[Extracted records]

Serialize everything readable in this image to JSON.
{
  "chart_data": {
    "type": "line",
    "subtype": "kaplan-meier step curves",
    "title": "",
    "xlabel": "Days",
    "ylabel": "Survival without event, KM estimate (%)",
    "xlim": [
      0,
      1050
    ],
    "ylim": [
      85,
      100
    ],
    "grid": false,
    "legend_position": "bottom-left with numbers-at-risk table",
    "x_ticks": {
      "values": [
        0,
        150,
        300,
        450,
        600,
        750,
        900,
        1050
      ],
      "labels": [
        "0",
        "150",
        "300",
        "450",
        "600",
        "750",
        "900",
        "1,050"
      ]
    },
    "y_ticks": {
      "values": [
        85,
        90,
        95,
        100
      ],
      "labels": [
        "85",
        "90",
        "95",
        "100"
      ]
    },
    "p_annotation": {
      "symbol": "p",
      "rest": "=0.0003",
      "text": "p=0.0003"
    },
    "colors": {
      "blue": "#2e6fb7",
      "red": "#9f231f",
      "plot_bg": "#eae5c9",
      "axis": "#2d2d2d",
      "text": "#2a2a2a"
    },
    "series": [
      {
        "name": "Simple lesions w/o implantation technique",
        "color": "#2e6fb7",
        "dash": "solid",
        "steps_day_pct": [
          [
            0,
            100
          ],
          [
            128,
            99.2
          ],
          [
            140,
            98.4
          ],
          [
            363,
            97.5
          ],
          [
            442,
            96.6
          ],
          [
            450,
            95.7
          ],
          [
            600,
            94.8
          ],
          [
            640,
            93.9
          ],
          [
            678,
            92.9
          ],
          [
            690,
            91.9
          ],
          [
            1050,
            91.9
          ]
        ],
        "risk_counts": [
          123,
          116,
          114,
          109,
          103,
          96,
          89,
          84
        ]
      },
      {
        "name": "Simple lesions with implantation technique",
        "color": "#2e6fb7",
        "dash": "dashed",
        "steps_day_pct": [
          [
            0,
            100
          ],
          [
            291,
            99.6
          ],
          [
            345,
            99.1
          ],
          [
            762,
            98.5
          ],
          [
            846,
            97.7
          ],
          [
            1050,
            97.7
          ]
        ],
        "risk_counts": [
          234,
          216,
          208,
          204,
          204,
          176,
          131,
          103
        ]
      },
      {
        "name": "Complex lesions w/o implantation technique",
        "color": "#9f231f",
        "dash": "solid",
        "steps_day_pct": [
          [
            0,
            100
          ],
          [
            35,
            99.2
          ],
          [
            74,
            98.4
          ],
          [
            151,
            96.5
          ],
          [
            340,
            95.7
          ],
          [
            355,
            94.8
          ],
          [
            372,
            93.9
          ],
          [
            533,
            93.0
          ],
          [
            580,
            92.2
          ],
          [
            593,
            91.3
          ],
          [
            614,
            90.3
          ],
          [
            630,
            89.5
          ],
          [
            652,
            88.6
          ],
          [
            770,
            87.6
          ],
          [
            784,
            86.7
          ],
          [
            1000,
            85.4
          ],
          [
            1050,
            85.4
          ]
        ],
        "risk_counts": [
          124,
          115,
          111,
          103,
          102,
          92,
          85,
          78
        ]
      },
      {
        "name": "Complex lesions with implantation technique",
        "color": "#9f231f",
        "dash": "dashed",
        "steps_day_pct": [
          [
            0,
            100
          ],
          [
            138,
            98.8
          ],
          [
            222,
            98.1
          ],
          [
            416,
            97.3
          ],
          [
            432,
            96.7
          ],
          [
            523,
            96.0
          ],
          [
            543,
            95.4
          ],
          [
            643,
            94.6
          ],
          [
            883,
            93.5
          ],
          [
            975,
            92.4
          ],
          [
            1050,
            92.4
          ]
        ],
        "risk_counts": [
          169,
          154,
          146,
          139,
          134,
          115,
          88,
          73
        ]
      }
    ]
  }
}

• Stated task
Output the listing above exactly as it appears.

• Response
Serialize everything readable in this image to JSON.
{
  "chart_data": {
    "type": "line",
    "subtype": "kaplan-meier step curves",
    "title": "",
    "xlabel": "Days",
    "ylabel": "Survival without event, KM estimate (%)",
    "xlim": [
      0,
      1050
    ],
    "ylim": [
      85,
      100
    ],
    "grid": false,
    "legend_position": "bottom-left with numbers-at-risk table",
    "x_ticks": {
      "values": [
        0,
        150,
        300,
        450,
        600,
        750,
        900,
        1050
      ],
      "labels": [
        "0",
        "150",
        "300",
        "450",
        "600",
        "750",
        "900",
        "1,050"
      ]
    },
    "y_ticks": {
      "values": [
        85,
        90,
        95,
        100
      ],
      "labels": [
        "85",
        "90",
        "95",
        "100"
      ]
    },
    "p_annotation": {
      "symbol": "p",
      "rest": "=0.0003",
      "text": "p=0.0003"
    },
    "colors": {
      "blue": "#2e6fb7",
      "red": "#9f231f",
      "plot_bg": "#eae5c9",
      "axis": "#2d2d2d",
      "text": "#2a2a2a"
    },
    "series": [
      {
        "name": "Simple lesions w/o implantation technique",
        "color": "#2e6fb7",
        "dash": "solid",
        "steps_day_pct": [
          [
            0,
            100
          ],
          [
            128,
            99.2
          ],
          [
            140,
            98.4
          ],
          [
            363,
            97.5
          ],
          [
            442,
            96.6
          ],
          [
            450,
            95.7
          ],
          [
            600,
            94.8
          ],
          [
            640,
            93.9
          ],
          [
            678,
            92.9
          ],
          [
            690,
            91.9
          ],
          [
            1050,
            91.9
          ]
        ],
        "risk_counts": [
          123,
          116,
          114,
          109,
          103,
          96,
          89,
          84
        ]
      },
      {
        "name": "Simple lesions with implantation technique",
        "color": "#2e6fb7",
        "dash": "dashed",
        "steps_day_pct": [
          [
            0,
            100
          ],
          [
            291,
            99.6
          ],
          [
            345,
            99.1
          ],
          [
            762,
            98.5
          ],
          [
            846,
            97.7
          ],
          [
            1050,
            97.7
          ]
        ],
        "risk_counts": [
          234,
          216,
          208,
          204,
          204,
          176,
          131,
          103
        ]
      },
      {
        "name": "Complex lesions w/o implantation technique",
        "color": "#9f231f",
        "dash": "solid",
        "steps_day_pct": [
          [
            0,
            100
          ],
          [
            35,
            99.2
          ],
          [
            74,
            98.4
          ],
          [
            151,
            96.5
          ],
          [
            340,
            95.7
          ],
          [
            355,
            94.8
          ],
          [
            372,
            93.9
          ],
          [
            533,
            93.0
          ],
          [
            580,
            92.2
          ],
          [
            593,
            91.3
          ],
          [
            614,
            90.3
          ],
          [
            630,
            89.5
          ],
          [
            652,
            88.6
          ],
          [
            770,
            87.6
          ],
          [
            784,
            86.7
          ],
          [
            1000,
            85.4
          ],
          [
            1050,
            85.4
          ]
        ],
        "risk_counts": [
          124,
          115,
          111,
          103,
          102,
          92,
          85,
          78
        ]
      },
      {
        "name": "Complex lesions with implantation technique",
        "color": "#9f231f",
        "dash": "dashed",
        "steps_day_pct": [
          [
            0,
            100
          ],
          [
            138,
            98.8
          ],
          [
            222,
            98.1
          ],
          [
            416,
            97.3
          ],
          [
            432,
            96.7
          ],
          [
            523,
            96.0
          ],
          [
            543,
            95.4
          ],
          [
            643,
            94.6
          ],
          [
            883,
            93.5
          ],
          [
            975,
            92.4
          ],
          [
            1050,
            92.4
          ]
        ],
        "risk_counts": [
          169,
          154,
          146,
          139,
          134,
          115,
          88,
          73
        ]
      }
    ]
  }
}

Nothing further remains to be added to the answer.